### EXERCISE AIM:
Scan the listing below. Report each line that includes "平均分成".

### TASK DATA:
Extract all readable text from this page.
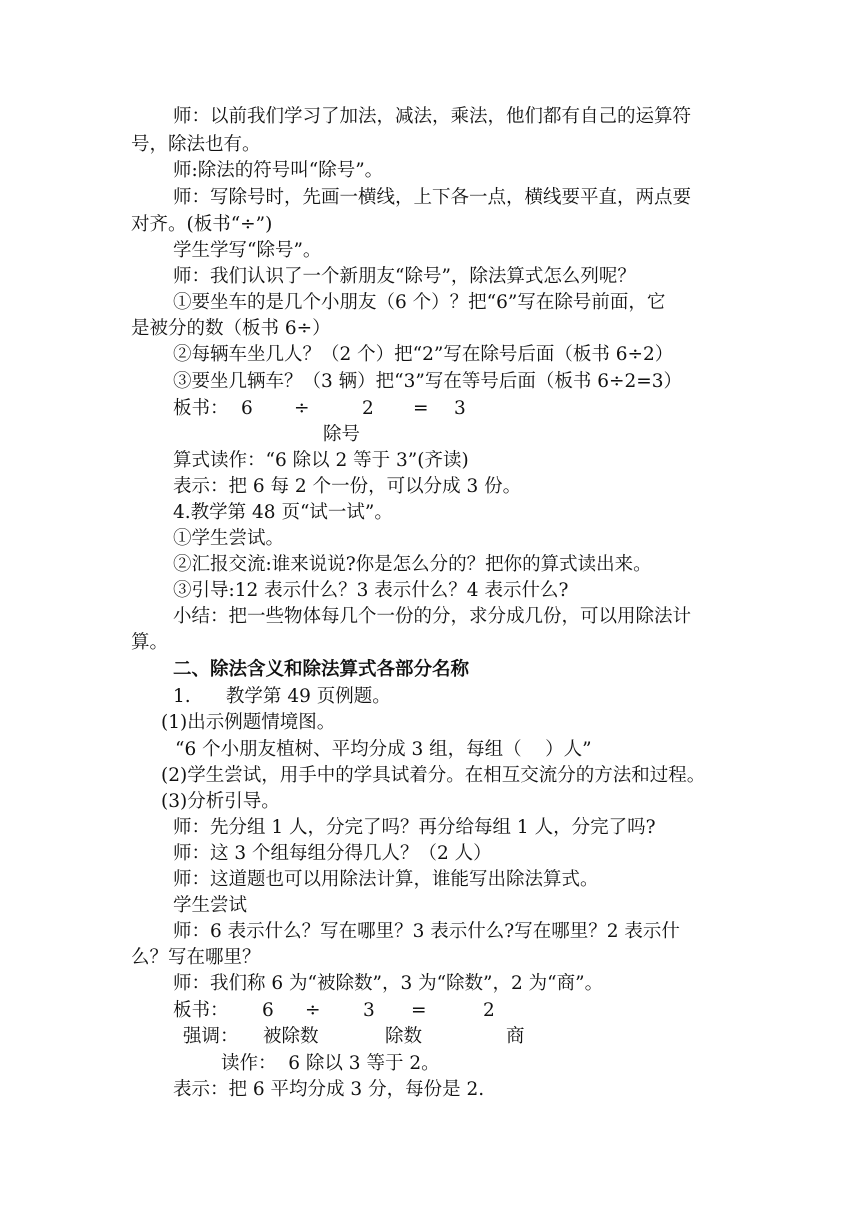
师：以前我们学习了加法，减法，乘法，他们都有自己的运算符
号，除法也有。
师:除法的符号叫“除号”。
师：写除号时，先画一横线，上下各一点，横线要平直，两点要
对齐。(板书“÷”)
学生学写“除号”。
师：我们认识了一个新朋友“除号”，除法算式怎么列呢？
①要坐车的是几个小朋友（6 个）？把“6”写在除号前面，它
是被分的数（板书 6÷）
②每辆车坐几人？（2 个）把“2”写在除号后面（板书 6÷2）
③要坐几辆车？（3 辆）把“3”写在等号后面（板书 6÷2=3）
板书： 6 ÷	2 = 3
除号
算式读作：“6 除以 2 等于 3”(齐读)
表示：把 6 每 2 个一份，可以分成 3 份。
4.教学第 48 页“试一试”。
①学生尝试。
②汇报交流:谁来说说?你是怎么分的？把你的算式读出来。
③引导:12 表示什么？3 表示什么？4 表示什么?
小结：把一些物体每几个一份的分，求分成几份，可以用除法计
算。
二、除法含义和除法算式各部分名称
1.      教学第 49 页例题。
(1)出示例题情境图。
“6 个小朋友植树、平均分成 3 组，每组（    ）人”
(2)学生尝试，用手中的学具试着分。在相互交流分的方法和过程。
(3)分析引导。
师：先分组 1 人，分完了吗？再分给每组 1 人，分完了吗?
师：这 3 个组每组分得几人？（2 人）
师：这道题也可以用除法计算，谁能写出除法算式。
学生尝试
师：6 表示什么？写在哪里？3 表示什么?写在哪里？2 表示什
么？写在哪里？
师：我们称 6 为“被除数”，3 为“除数”，2 为“商”。
板书： 6 ÷ 3 =	2
强调： 被除数	除数	商
读作：  6 除以 3 等于 2。
表示：把 6 平均分成 3 分，每份是 2.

### SOLUTION FOR THIS EXERCISE:
“6 个小朋友植树、平均分成 3 组，每组（    ）人”
表示：把 6 平均分成 3 分，每份是 2.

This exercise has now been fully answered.